• _What is being asked_
Go through the data below and report how many lines contain "Length"; the reply holds only that number.

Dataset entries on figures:
━━━━━━━━
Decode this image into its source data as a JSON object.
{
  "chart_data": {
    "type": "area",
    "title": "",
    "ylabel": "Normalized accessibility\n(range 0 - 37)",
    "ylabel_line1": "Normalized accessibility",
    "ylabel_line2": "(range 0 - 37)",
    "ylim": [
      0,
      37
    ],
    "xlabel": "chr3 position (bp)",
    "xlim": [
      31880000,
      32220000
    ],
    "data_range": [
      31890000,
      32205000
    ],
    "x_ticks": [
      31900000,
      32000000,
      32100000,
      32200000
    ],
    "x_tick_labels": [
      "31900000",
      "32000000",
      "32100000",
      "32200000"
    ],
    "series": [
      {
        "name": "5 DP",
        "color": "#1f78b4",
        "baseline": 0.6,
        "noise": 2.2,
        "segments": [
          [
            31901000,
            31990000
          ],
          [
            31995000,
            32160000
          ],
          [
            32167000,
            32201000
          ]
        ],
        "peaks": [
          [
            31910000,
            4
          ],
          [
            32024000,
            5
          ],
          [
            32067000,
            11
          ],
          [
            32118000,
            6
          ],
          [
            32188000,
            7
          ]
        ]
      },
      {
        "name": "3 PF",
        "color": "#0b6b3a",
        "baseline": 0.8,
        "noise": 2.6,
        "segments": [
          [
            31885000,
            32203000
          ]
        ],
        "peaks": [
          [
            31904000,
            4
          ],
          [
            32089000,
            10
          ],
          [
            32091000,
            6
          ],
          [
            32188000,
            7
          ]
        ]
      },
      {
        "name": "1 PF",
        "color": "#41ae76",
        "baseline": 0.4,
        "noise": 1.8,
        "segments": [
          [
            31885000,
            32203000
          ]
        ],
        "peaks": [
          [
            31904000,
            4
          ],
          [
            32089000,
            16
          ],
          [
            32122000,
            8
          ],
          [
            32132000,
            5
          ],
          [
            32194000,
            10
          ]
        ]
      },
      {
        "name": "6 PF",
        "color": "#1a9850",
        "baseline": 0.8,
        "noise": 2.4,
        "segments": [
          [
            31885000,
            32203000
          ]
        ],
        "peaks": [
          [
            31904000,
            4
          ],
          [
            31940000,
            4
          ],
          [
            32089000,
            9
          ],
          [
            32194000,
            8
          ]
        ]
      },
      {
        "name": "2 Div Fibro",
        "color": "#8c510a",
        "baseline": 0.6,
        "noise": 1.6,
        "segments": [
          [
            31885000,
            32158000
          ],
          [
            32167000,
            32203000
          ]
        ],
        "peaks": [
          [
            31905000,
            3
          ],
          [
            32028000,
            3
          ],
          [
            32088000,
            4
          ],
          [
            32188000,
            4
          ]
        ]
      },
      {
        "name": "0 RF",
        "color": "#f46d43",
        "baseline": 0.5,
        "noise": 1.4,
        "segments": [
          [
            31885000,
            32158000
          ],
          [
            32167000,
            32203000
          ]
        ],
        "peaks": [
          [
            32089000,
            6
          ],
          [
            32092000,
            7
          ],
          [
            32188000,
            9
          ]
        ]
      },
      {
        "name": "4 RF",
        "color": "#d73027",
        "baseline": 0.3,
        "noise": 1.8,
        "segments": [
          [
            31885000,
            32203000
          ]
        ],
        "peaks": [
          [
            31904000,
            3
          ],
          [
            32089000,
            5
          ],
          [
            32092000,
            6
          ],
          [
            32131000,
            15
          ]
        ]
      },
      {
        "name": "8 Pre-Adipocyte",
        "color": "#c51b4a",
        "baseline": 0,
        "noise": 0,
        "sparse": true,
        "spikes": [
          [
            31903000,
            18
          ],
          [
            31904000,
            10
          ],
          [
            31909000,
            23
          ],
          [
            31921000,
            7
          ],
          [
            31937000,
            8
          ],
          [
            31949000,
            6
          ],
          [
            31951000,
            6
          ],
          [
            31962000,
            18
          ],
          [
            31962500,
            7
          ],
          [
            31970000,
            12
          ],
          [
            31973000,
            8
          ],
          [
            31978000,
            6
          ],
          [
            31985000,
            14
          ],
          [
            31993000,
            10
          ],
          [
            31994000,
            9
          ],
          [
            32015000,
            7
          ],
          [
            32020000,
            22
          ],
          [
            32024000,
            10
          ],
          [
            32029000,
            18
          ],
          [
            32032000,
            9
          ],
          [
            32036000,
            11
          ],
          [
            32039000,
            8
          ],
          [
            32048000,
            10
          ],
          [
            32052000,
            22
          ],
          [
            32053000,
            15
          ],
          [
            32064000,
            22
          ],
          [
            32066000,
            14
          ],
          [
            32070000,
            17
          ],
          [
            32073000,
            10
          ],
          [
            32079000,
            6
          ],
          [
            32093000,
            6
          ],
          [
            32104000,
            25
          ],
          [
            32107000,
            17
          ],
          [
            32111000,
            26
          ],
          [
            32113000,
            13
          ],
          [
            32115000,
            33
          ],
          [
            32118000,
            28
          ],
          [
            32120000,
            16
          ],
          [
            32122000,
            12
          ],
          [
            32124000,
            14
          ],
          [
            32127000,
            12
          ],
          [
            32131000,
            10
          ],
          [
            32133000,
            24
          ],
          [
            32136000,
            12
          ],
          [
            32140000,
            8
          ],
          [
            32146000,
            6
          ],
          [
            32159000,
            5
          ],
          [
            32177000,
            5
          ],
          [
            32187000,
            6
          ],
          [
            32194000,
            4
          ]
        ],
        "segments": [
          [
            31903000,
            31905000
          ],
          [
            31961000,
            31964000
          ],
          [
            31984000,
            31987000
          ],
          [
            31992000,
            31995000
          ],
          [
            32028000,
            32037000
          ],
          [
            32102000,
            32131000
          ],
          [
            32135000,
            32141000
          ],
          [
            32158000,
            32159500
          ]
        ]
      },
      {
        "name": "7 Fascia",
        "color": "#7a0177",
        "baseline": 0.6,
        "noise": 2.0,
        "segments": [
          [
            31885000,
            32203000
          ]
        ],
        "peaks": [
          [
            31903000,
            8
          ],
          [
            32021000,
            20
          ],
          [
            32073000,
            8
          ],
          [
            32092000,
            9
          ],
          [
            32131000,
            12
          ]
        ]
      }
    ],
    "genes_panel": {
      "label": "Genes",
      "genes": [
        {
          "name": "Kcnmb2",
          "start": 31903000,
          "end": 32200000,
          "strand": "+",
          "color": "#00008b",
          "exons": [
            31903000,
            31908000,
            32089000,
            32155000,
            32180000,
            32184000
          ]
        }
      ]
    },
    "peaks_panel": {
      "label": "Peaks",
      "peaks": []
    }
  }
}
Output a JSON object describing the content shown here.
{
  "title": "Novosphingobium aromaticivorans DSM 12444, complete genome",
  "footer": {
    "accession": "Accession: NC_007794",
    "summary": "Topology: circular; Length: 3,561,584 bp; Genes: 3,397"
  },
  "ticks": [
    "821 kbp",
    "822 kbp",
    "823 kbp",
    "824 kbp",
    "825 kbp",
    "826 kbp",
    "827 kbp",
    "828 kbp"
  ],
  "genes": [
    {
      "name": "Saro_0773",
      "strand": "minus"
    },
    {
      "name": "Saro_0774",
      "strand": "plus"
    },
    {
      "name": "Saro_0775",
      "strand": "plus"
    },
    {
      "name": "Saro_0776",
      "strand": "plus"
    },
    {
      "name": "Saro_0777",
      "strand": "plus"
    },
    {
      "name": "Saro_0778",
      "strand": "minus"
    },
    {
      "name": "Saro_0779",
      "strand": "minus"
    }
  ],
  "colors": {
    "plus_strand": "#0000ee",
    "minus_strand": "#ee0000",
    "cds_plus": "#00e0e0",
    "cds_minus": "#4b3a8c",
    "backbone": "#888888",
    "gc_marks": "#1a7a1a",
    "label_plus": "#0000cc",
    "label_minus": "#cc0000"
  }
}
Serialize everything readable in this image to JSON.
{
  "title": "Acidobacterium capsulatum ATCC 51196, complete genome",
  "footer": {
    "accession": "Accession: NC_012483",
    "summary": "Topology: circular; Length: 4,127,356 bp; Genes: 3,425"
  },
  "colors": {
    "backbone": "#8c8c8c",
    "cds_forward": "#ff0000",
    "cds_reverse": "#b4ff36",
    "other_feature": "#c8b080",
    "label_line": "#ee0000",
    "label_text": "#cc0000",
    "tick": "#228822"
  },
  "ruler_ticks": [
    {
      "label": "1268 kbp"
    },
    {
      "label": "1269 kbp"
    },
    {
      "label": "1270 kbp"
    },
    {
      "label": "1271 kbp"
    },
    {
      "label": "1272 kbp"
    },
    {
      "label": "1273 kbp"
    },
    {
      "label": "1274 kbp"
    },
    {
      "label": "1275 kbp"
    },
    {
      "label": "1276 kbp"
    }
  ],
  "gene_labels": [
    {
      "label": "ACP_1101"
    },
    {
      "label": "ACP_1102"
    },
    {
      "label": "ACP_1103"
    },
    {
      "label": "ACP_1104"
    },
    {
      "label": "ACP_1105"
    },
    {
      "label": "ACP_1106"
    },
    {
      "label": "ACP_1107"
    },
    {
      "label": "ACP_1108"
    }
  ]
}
━━━━━━━━
• _Exercise result_
2